▶ Requirement: Each entry below is to be duplicated verbatim.

%%

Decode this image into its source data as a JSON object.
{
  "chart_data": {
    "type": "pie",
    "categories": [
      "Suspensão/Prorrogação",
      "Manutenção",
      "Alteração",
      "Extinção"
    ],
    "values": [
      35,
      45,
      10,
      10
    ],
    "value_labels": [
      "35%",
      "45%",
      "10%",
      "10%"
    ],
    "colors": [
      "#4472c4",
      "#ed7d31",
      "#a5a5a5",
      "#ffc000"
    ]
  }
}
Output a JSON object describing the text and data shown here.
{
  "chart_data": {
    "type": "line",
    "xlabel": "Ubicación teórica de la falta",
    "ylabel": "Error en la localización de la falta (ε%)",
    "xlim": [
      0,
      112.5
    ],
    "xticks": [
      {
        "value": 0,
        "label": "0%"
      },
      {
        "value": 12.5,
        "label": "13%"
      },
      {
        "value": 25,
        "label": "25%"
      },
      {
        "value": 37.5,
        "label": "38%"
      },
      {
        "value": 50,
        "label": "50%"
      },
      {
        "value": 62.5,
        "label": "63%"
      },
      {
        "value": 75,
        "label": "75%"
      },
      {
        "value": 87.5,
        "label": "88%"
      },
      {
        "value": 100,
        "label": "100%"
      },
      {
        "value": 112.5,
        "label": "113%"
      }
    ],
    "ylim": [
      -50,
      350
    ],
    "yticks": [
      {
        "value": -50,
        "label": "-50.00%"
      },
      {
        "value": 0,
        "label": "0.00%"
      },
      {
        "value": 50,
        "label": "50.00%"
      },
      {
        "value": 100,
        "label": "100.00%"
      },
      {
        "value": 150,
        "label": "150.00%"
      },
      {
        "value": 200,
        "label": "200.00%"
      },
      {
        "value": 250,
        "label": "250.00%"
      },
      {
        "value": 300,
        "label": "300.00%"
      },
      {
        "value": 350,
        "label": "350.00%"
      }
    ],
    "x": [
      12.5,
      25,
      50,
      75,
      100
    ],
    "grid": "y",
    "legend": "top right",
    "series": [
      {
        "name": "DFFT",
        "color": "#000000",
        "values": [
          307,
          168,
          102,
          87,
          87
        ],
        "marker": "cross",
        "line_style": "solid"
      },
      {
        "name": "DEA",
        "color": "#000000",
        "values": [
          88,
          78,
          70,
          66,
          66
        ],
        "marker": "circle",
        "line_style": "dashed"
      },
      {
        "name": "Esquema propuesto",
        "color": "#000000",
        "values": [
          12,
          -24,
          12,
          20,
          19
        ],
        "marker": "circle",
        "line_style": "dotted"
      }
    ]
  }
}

%%

▶ Answer to this problem:
Decode this image into its source data as a JSON object.
{
  "chart_data": {
    "type": "pie",
    "categories": [
      "Suspensão/Prorrogação",
      "Manutenção",
      "Alteração",
      "Extinção"
    ],
    "values": [
      35,
      45,
      10,
      10
    ],
    "value_labels": [
      "35%",
      "45%",
      "10%",
      "10%"
    ],
    "colors": [
      "#4472c4",
      "#ed7d31",
      "#a5a5a5",
      "#ffc000"
    ]
  }
}
Output a JSON object describing the text and data shown here.
{
  "chart_data": {
    "type": "line",
    "xlabel": "Ubicación teórica de la falta",
    "ylabel": "Error en la localización de la falta (ε%)",
    "xlim": [
      0,
      112.5
    ],
    "xticks": [
      {
        "value": 0,
        "label": "0%"
      },
      {
        "value": 12.5,
        "label": "13%"
      },
      {
        "value": 25,
        "label": "25%"
      },
      {
        "value": 37.5,
        "label": "38%"
      },
      {
        "value": 50,
        "label": "50%"
      },
      {
        "value": 62.5,
        "label": "63%"
      },
      {
        "value": 75,
        "label": "75%"
      },
      {
        "value": 87.5,
        "label": "88%"
      },
      {
        "value": 100,
        "label": "100%"
      },
      {
        "value": 112.5,
        "label": "113%"
      }
    ],
    "ylim": [
      -50,
      350
    ],
    "yticks": [
      {
        "value": -50,
        "label": "-50.00%"
      },
      {
        "value": 0,
        "label": "0.00%"
      },
      {
        "value": 50,
        "label": "50.00%"
      },
      {
        "value": 100,
        "label": "100.00%"
      },
      {
        "value": 150,
        "label": "150.00%"
      },
      {
        "value": 200,
        "label": "200.00%"
      },
      {
        "value": 250,
        "label": "250.00%"
      },
      {
        "value": 300,
        "label": "300.00%"
      },
      {
        "value": 350,
        "label": "350.00%"
      }
    ],
    "x": [
      12.5,
      25,
      50,
      75,
      100
    ],
    "grid": "y",
    "legend": "top right",
    "series": [
      {
        "name": "DFFT",
        "color": "#000000",
        "values": [
          307,
          168,
          102,
          87,
          87
        ],
        "marker": "cross",
        "line_style": "solid"
      },
      {
        "name": "DEA",
        "color": "#000000",
        "values": [
          88,
          78,
          70,
          66,
          66
        ],
        "marker": "circle",
        "line_style": "dashed"
      },
      {
        "name": "Esquema propuesto",
        "color": "#000000",
        "values": [
          12,
          -24,
          12,
          20,
          19
        ],
        "marker": "circle",
        "line_style": "dotted"
      }
    ]
  }
}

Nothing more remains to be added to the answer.